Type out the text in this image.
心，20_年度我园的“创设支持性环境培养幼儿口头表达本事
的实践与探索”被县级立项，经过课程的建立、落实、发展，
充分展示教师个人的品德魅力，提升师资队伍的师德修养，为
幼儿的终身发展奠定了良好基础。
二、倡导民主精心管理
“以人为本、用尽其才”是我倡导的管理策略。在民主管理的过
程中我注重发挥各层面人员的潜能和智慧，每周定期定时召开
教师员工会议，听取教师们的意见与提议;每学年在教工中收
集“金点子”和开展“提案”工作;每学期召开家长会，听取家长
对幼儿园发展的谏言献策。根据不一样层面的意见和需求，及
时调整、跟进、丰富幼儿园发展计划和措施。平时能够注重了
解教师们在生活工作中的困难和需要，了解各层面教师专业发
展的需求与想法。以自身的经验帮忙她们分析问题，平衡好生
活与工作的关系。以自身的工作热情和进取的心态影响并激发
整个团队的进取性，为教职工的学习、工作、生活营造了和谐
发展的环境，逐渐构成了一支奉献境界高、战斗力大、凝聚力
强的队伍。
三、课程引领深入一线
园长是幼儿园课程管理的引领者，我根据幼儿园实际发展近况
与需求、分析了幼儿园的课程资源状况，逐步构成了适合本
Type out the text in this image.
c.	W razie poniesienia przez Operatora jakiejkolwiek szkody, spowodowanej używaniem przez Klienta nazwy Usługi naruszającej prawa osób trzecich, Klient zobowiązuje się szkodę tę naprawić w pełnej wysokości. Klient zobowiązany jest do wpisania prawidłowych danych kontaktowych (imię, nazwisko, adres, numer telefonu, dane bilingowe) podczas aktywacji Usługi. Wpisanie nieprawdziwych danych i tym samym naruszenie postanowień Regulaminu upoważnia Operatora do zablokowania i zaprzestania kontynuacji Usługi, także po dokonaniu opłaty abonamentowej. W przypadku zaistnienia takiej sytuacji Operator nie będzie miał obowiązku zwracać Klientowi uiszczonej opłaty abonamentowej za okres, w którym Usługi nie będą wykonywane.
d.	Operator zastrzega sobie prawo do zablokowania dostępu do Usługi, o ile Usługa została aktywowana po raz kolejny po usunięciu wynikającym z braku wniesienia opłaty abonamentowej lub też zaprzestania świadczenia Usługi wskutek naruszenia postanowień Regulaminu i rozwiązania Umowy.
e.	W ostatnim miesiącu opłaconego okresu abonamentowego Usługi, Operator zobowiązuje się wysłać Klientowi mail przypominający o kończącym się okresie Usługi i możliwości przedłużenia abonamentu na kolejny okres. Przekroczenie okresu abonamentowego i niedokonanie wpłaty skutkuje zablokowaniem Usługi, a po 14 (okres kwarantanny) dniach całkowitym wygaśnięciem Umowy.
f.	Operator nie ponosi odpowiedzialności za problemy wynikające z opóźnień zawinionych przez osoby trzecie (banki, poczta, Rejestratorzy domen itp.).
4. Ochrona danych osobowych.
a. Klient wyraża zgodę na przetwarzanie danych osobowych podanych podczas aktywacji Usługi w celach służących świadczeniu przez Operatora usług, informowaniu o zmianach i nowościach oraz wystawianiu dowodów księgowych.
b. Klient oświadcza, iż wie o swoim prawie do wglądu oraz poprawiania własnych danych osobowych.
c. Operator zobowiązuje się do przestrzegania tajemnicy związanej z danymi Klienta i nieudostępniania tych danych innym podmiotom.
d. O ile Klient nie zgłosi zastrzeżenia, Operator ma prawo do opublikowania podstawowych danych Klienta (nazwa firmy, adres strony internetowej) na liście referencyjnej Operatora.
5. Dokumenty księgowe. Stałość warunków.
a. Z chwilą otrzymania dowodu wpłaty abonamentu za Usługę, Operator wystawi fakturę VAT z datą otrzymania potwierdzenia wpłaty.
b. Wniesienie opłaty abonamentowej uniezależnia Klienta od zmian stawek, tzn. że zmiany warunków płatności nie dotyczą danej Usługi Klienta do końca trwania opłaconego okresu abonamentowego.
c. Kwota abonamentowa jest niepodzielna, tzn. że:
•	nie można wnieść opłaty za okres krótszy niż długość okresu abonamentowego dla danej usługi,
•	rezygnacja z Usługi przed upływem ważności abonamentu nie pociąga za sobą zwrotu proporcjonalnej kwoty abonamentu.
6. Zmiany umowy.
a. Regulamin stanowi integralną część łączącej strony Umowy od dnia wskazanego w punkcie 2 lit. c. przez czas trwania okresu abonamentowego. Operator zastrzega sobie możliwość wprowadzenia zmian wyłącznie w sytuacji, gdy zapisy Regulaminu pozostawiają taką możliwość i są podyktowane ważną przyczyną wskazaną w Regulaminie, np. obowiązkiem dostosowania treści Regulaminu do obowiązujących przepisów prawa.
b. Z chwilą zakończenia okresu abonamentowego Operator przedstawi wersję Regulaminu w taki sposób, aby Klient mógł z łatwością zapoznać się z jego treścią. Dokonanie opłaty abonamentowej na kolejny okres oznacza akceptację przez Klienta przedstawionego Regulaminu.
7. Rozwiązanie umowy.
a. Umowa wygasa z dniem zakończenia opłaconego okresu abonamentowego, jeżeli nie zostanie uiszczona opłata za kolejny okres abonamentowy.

------------------------------

→ Exercise aim: Working from the material above, retype it in its entirety without change.

→ Output of the task:
Type out the text in this image.
心，20_年度我园的“创设支持性环境培养幼儿口头表达本事
的实践与探索”被县级立项，经过课程的建立、落实、发展，
充分展示教师个人的品德魅力，提升师资队伍的师德修养，为
幼儿的终身发展奠定了良好基础。
二、倡导民主精心管理
“以人为本、用尽其才”是我倡导的管理策略。在民主管理的过
程中我注重发挥各层面人员的潜能和智慧，每周定期定时召开
教师员工会议，听取教师们的意见与提议;每学年在教工中收
集“金点子”和开展“提案”工作;每学期召开家长会，听取家长
对幼儿园发展的谏言献策。根据不一样层面的意见和需求，及
时调整、跟进、丰富幼儿园发展计划和措施。平时能够注重了
解教师们在生活工作中的困难和需要，了解各层面教师专业发
展的需求与想法。以自身的经验帮忙她们分析问题，平衡好生
活与工作的关系。以自身的工作热情和进取的心态影响并激发
整个团队的进取性，为教职工的学习、工作、生活营造了和谐
发展的环境，逐渐构成了一支奉献境界高、战斗力大、凝聚力
强的队伍。
三、课程引领深入一线
园长是幼儿园课程管理的引领者，我根据幼儿园实际发展近况
与需求、分析了幼儿园的课程资源状况，逐步构成了适合本
Type out the text in this image.
c.	W razie poniesienia przez Operatora jakiejkolwiek szkody, spowodowanej używaniem przez Klienta nazwy Usługi naruszającej prawa osób trzecich, Klient zobowiązuje się szkodę tę naprawić w pełnej wysokości. Klient zobowiązany jest do wpisania prawidłowych danych kontaktowych (imię, nazwisko, adres, numer telefonu, dane bilingowe) podczas aktywacji Usługi. Wpisanie nieprawdziwych danych i tym samym naruszenie postanowień Regulaminu upoważnia Operatora do zablokowania i zaprzestania kontynuacji Usługi, także po dokonaniu opłaty abonamentowej. W przypadku zaistnienia takiej sytuacji Operator nie będzie miał obowiązku zwracać Klientowi uiszczonej opłaty abonamentowej za okres, w którym Usługi nie będą wykonywane.
d.	Operator zastrzega sobie prawo do zablokowania dostępu do Usługi, o ile Usługa została aktywowana po raz kolejny po usunięciu wynikającym z braku wniesienia opłaty abonamentowej lub też zaprzestania świadczenia Usługi wskutek naruszenia postanowień Regulaminu i rozwiązania Umowy.
e.	W ostatnim miesiącu opłaconego okresu abonamentowego Usługi, Operator zobowiązuje się wysłać Klientowi mail przypominający o kończącym się okresie Usługi i możliwości przedłużenia abonamentu na kolejny okres. Przekroczenie okresu abonamentowego i niedokonanie wpłaty skutkuje zablokowaniem Usługi, a po 14 (okres kwarantanny) dniach całkowitym wygaśnięciem Umowy.
f.	Operator nie ponosi odpowiedzialności za problemy wynikające z opóźnień zawinionych przez osoby trzecie (banki, poczta, Rejestratorzy domen itp.).
4. Ochrona danych osobowych.
a. Klient wyraża zgodę na przetwarzanie danych osobowych podanych podczas aktywacji Usługi w celach służących świadczeniu przez Operatora usług, informowaniu o zmianach i nowościach oraz wystawianiu dowodów księgowych.
b. Klient oświadcza, iż wie o swoim prawie do wglądu oraz poprawiania własnych danych osobowych.
c. Operator zobowiązuje się do przestrzegania tajemnicy związanej z danymi Klienta i nieudostępniania tych danych innym podmiotom.
d. O ile Klient nie zgłosi zastrzeżenia, Operator ma prawo do opublikowania podstawowych danych Klienta (nazwa firmy, adres strony internetowej) na liście referencyjnej Operatora.
5. Dokumenty księgowe. Stałość warunków.
a. Z chwilą otrzymania dowodu wpłaty abonamentu za Usługę, Operator wystawi fakturę VAT z datą otrzymania potwierdzenia wpłaty.
b. Wniesienie opłaty abonamentowej uniezależnia Klienta od zmian stawek, tzn. że zmiany warunków płatności nie dotyczą danej Usługi Klienta do końca trwania opłaconego okresu abonamentowego.
c. Kwota abonamentowa jest niepodzielna, tzn. że:
•	nie można wnieść opłaty za okres krótszy niż długość okresu abonamentowego dla danej usługi,
•	rezygnacja z Usługi przed upływem ważności abonamentu nie pociąga za sobą zwrotu proporcjonalnej kwoty abonamentu.
6. Zmiany umowy.
a. Regulamin stanowi integralną część łączącej strony Umowy od dnia wskazanego w punkcie 2 lit. c. przez czas trwania okresu abonamentowego. Operator zastrzega sobie możliwość wprowadzenia zmian wyłącznie w sytuacji, gdy zapisy Regulaminu pozostawiają taką możliwość i są podyktowane ważną przyczyną wskazaną w Regulaminie, np. obowiązkiem dostosowania treści Regulaminu do obowiązujących przepisów prawa.
b. Z chwilą zakończenia okresu abonamentowego Operator przedstawi wersję Regulaminu w taki sposób, aby Klient mógł z łatwością zapoznać się z jego treścią. Dokonanie opłaty abonamentowej na kolejny okres oznacza akceptację przez Klienta przedstawionego Regulaminu.
7. Rozwiązanie umowy.
a. Umowa wygasa z dniem zakończenia opłaconego okresu abonamentowego, jeżeli nie zostanie uiszczona opłata za kolejny okres abonamentowy.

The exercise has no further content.